__Task details__: Give the listing below again in full, exactly as written.

>>>>

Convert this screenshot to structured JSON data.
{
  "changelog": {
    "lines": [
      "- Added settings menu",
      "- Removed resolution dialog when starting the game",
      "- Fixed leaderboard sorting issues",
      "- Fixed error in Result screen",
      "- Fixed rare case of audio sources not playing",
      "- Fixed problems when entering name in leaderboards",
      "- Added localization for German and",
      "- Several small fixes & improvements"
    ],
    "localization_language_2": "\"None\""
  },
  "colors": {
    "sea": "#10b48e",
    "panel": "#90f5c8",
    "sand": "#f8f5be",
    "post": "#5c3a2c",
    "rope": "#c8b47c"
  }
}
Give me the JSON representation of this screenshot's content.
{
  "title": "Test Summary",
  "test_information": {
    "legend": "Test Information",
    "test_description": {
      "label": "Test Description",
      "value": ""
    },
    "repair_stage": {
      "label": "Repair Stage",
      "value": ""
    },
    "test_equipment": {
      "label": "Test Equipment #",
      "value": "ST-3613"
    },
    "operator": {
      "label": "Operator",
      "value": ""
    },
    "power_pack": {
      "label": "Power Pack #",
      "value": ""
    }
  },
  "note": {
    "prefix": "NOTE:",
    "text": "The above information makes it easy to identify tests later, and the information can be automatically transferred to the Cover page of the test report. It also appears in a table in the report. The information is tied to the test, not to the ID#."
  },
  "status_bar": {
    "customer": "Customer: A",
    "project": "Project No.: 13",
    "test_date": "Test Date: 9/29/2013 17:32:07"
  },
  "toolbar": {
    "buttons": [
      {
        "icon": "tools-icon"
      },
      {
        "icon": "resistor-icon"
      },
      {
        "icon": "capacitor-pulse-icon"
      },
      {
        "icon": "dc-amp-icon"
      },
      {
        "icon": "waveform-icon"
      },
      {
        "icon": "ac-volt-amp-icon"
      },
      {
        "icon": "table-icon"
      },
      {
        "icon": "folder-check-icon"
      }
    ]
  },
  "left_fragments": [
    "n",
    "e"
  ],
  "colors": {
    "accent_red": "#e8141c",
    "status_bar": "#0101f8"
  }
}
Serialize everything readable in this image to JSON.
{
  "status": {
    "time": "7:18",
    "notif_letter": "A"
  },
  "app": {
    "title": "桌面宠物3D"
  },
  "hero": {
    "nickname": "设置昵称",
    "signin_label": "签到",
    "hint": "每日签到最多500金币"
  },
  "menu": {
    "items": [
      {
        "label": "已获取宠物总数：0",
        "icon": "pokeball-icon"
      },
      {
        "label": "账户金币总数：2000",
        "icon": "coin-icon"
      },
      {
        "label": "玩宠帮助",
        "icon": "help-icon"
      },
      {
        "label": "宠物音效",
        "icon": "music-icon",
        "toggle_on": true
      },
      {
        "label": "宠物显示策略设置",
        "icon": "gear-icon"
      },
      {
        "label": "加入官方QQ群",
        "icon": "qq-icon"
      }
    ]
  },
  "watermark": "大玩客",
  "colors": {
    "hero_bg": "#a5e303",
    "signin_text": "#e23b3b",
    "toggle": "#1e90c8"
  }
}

<<<<

__Response below__:
Convert this screenshot to structured JSON data.
{
  "changelog": {
    "lines": [
      "- Added settings menu",
      "- Removed resolution dialog when starting the game",
      "- Fixed leaderboard sorting issues",
      "- Fixed error in Result screen",
      "- Fixed rare case of audio sources not playing",
      "- Fixed problems when entering name in leaderboards",
      "- Added localization for German and",
      "- Several small fixes & improvements"
    ],
    "localization_language_2": "\"None\""
  },
  "colors": {
    "sea": "#10b48e",
    "panel": "#90f5c8",
    "sand": "#f8f5be",
    "post": "#5c3a2c",
    "rope": "#c8b47c"
  }
}
Give me the JSON representation of this screenshot's content.
{
  "title": "Test Summary",
  "test_information": {
    "legend": "Test Information",
    "test_description": {
      "label": "Test Description",
      "value": ""
    },
    "repair_stage": {
      "label": "Repair Stage",
      "value": ""
    },
    "test_equipment": {
      "label": "Test Equipment #",
      "value": "ST-3613"
    },
    "operator": {
      "label": "Operator",
      "value": ""
    },
    "power_pack": {
      "label": "Power Pack #",
      "value": ""
    }
  },
  "note": {
    "prefix": "NOTE:",
    "text": "The above information makes it easy to identify tests later, and the information can be automatically transferred to the Cover page of the test report. It also appears in a table in the report. The information is tied to the test, not to the ID#."
  },
  "status_bar": {
    "customer": "Customer: A",
    "project": "Project No.: 13",
    "test_date": "Test Date: 9/29/2013 17:32:07"
  },
  "toolbar": {
    "buttons": [
      {
        "icon": "tools-icon"
      },
      {
        "icon": "resistor-icon"
      },
      {
        "icon": "capacitor-pulse-icon"
      },
      {
        "icon": "dc-amp-icon"
      },
      {
        "icon": "waveform-icon"
      },
      {
        "icon": "ac-volt-amp-icon"
      },
      {
        "icon": "table-icon"
      },
      {
        "icon": "folder-check-icon"
      }
    ]
  },
  "left_fragments": [
    "n",
    "e"
  ],
  "colors": {
    "accent_red": "#e8141c",
    "status_bar": "#0101f8"
  }
}
Serialize everything readable in this image to JSON.
{
  "status": {
    "time": "7:18",
    "notif_letter": "A"
  },
  "app": {
    "title": "桌面宠物3D"
  },
  "hero": {
    "nickname": "设置昵称",
    "signin_label": "签到",
    "hint": "每日签到最多500金币"
  },
  "menu": {
    "items": [
      {
        "label": "已获取宠物总数：0",
        "icon": "pokeball-icon"
      },
      {
        "label": "账户金币总数：2000",
        "icon": "coin-icon"
      },
      {
        "label": "玩宠帮助",
        "icon": "help-icon"
      },
      {
        "label": "宠物音效",
        "icon": "music-icon",
        "toggle_on": true
      },
      {
        "label": "宠物显示策略设置",
        "icon": "gear-icon"
      },
      {
        "label": "加入官方QQ群",
        "icon": "qq-icon"
      }
    ]
  },
  "watermark": "大玩客",
  "colors": {
    "hero_bg": "#a5e303",
    "signin_text": "#e23b3b",
    "toggle": "#1e90c8"
  }
}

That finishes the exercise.